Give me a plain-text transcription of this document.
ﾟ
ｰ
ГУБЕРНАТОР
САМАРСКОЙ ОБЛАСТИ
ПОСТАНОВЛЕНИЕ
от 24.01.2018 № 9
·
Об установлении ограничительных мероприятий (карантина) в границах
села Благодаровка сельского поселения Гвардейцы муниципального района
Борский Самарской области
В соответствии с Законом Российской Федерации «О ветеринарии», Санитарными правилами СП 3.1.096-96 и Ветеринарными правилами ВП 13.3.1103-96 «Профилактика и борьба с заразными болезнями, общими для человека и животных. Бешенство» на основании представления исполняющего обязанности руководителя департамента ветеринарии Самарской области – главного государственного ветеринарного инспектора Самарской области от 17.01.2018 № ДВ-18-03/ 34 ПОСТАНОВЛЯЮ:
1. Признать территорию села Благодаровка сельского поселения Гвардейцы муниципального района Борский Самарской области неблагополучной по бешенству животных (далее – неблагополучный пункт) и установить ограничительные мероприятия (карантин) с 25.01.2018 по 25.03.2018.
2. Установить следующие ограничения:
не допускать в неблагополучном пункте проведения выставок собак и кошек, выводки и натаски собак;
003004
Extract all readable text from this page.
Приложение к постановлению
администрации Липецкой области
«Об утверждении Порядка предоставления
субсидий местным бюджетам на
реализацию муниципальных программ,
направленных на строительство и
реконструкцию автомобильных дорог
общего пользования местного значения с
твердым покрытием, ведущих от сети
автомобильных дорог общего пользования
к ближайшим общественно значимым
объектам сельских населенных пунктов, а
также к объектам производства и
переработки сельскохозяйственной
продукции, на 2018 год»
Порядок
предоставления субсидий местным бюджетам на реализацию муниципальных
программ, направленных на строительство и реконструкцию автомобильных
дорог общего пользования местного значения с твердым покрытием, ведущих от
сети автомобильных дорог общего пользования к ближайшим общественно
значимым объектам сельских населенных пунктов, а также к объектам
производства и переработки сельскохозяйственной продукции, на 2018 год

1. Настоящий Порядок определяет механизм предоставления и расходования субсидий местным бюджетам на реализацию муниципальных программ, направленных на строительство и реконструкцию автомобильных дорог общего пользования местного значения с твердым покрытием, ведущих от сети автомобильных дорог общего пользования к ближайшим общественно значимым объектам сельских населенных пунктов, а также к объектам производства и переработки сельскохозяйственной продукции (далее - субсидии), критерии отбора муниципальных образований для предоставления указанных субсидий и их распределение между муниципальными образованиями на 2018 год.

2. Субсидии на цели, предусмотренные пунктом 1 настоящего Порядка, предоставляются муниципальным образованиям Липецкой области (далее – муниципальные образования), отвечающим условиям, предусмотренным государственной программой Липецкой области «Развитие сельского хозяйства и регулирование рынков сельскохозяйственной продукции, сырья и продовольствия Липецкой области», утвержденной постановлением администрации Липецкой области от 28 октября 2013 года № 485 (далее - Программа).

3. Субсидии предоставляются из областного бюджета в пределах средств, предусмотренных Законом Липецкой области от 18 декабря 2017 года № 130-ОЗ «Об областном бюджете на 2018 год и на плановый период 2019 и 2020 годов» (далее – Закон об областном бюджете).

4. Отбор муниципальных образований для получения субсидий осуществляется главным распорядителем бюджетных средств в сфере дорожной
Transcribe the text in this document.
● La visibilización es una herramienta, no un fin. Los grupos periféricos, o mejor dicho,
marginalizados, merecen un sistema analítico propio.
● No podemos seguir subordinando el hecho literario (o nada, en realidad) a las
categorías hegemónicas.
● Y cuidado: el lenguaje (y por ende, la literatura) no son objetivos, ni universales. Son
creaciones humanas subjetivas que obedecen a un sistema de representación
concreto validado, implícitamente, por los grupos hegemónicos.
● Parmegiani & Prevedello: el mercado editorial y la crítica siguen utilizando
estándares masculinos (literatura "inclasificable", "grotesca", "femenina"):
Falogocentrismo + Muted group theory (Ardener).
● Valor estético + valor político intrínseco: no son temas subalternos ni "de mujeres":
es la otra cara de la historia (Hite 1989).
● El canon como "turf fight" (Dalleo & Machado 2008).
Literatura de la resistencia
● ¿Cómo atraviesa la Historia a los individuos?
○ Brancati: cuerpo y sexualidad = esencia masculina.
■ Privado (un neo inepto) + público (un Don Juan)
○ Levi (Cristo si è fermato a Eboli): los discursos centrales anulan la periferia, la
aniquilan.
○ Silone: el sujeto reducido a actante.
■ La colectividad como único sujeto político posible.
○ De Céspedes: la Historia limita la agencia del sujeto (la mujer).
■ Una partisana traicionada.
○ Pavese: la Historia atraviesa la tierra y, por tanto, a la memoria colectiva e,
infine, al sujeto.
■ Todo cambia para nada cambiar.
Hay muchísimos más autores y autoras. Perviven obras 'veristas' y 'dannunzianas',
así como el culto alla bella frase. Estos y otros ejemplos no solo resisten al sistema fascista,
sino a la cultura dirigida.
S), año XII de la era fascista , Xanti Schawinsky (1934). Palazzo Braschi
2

━━━━

## [TASK INSTRUCTIONS]
Write the material out again in its entirety, exactly as shown.

## [WRITTEN ANSWER]
Give me a plain-text transcription of this document.
ﾟ
ｰ
ГУБЕРНАТОР
САМАРСКОЙ ОБЛАСТИ
ПОСТАНОВЛЕНИЕ
от 24.01.2018 № 9
·
Об установлении ограничительных мероприятий (карантина) в границах
села Благодаровка сельского поселения Гвардейцы муниципального района
Борский Самарской области
В соответствии с Законом Российской Федерации «О ветеринарии», Санитарными правилами СП 3.1.096-96 и Ветеринарными правилами ВП 13.3.1103-96 «Профилактика и борьба с заразными болезнями, общими для человека и животных. Бешенство» на основании представления исполняющего обязанности руководителя департамента ветеринарии Самарской области – главного государственного ветеринарного инспектора Самарской области от 17.01.2018 № ДВ-18-03/ 34 ПОСТАНОВЛЯЮ:
1. Признать территорию села Благодаровка сельского поселения Гвардейцы муниципального района Борский Самарской области неблагополучной по бешенству животных (далее – неблагополучный пункт) и установить ограничительные мероприятия (карантин) с 25.01.2018 по 25.03.2018.
2. Установить следующие ограничения:
не допускать в неблагополучном пункте проведения выставок собак и кошек, выводки и натаски собак;
003004
Extract all readable text from this page.
Приложение к постановлению
администрации Липецкой области
«Об утверждении Порядка предоставления
субсидий местным бюджетам на
реализацию муниципальных программ,
направленных на строительство и
реконструкцию автомобильных дорог
общего пользования местного значения с
твердым покрытием, ведущих от сети
автомобильных дорог общего пользования
к ближайшим общественно значимым
объектам сельских населенных пунктов, а
также к объектам производства и
переработки сельскохозяйственной
продукции, на 2018 год»
Порядок
предоставления субсидий местным бюджетам на реализацию муниципальных
программ, направленных на строительство и реконструкцию автомобильных
дорог общего пользования местного значения с твердым покрытием, ведущих от
сети автомобильных дорог общего пользования к ближайшим общественно
значимым объектам сельских населенных пунктов, а также к объектам
производства и переработки сельскохозяйственной продукции, на 2018 год

1. Настоящий Порядок определяет механизм предоставления и расходования субсидий местным бюджетам на реализацию муниципальных программ, направленных на строительство и реконструкцию автомобильных дорог общего пользования местного значения с твердым покрытием, ведущих от сети автомобильных дорог общего пользования к ближайшим общественно значимым объектам сельских населенных пунктов, а также к объектам производства и переработки сельскохозяйственной продукции (далее - субсидии), критерии отбора муниципальных образований для предоставления указанных субсидий и их распределение между муниципальными образованиями на 2018 год.

2. Субсидии на цели, предусмотренные пунктом 1 настоящего Порядка, предоставляются муниципальным образованиям Липецкой области (далее – муниципальные образования), отвечающим условиям, предусмотренным государственной программой Липецкой области «Развитие сельского хозяйства и регулирование рынков сельскохозяйственной продукции, сырья и продовольствия Липецкой области», утвержденной постановлением администрации Липецкой области от 28 октября 2013 года № 485 (далее - Программа).

3. Субсидии предоставляются из областного бюджета в пределах средств, предусмотренных Законом Липецкой области от 18 декабря 2017 года № 130-ОЗ «Об областном бюджете на 2018 год и на плановый период 2019 и 2020 годов» (далее – Закон об областном бюджете).

4. Отбор муниципальных образований для получения субсидий осуществляется главным распорядителем бюджетных средств в сфере дорожной
Transcribe the text in this document.
● La visibilización es una herramienta, no un fin. Los grupos periféricos, o mejor dicho,
marginalizados, merecen un sistema analítico propio.
● No podemos seguir subordinando el hecho literario (o nada, en realidad) a las
categorías hegemónicas.
● Y cuidado: el lenguaje (y por ende, la literatura) no son objetivos, ni universales. Son
creaciones humanas subjetivas que obedecen a un sistema de representación
concreto validado, implícitamente, por los grupos hegemónicos.
● Parmegiani & Prevedello: el mercado editorial y la crítica siguen utilizando
estándares masculinos (literatura "inclasificable", "grotesca", "femenina"):
Falogocentrismo + Muted group theory (Ardener).
● Valor estético + valor político intrínseco: no son temas subalternos ni "de mujeres":
es la otra cara de la historia (Hite 1989).
● El canon como "turf fight" (Dalleo & Machado 2008).
Literatura de la resistencia
● ¿Cómo atraviesa la Historia a los individuos?
○ Brancati: cuerpo y sexualidad = esencia masculina.
■ Privado (un neo inepto) + público (un Don Juan)
○ Levi (Cristo si è fermato a Eboli): los discursos centrales anulan la periferia, la
aniquilan.
○ Silone: el sujeto reducido a actante.
■ La colectividad como único sujeto político posible.
○ De Céspedes: la Historia limita la agencia del sujeto (la mujer).
■ Una partisana traicionada.
○ Pavese: la Historia atraviesa la tierra y, por tanto, a la memoria colectiva e,
infine, al sujeto.
■ Todo cambia para nada cambiar.
Hay muchísimos más autores y autoras. Perviven obras 'veristas' y 'dannunzianas',
así como el culto alla bella frase. Estos y otros ejemplos no solo resisten al sistema fascista,
sino a la cultura dirigida.
S), año XII de la era fascista , Xanti Schawinsky (1934). Palazzo Braschi
2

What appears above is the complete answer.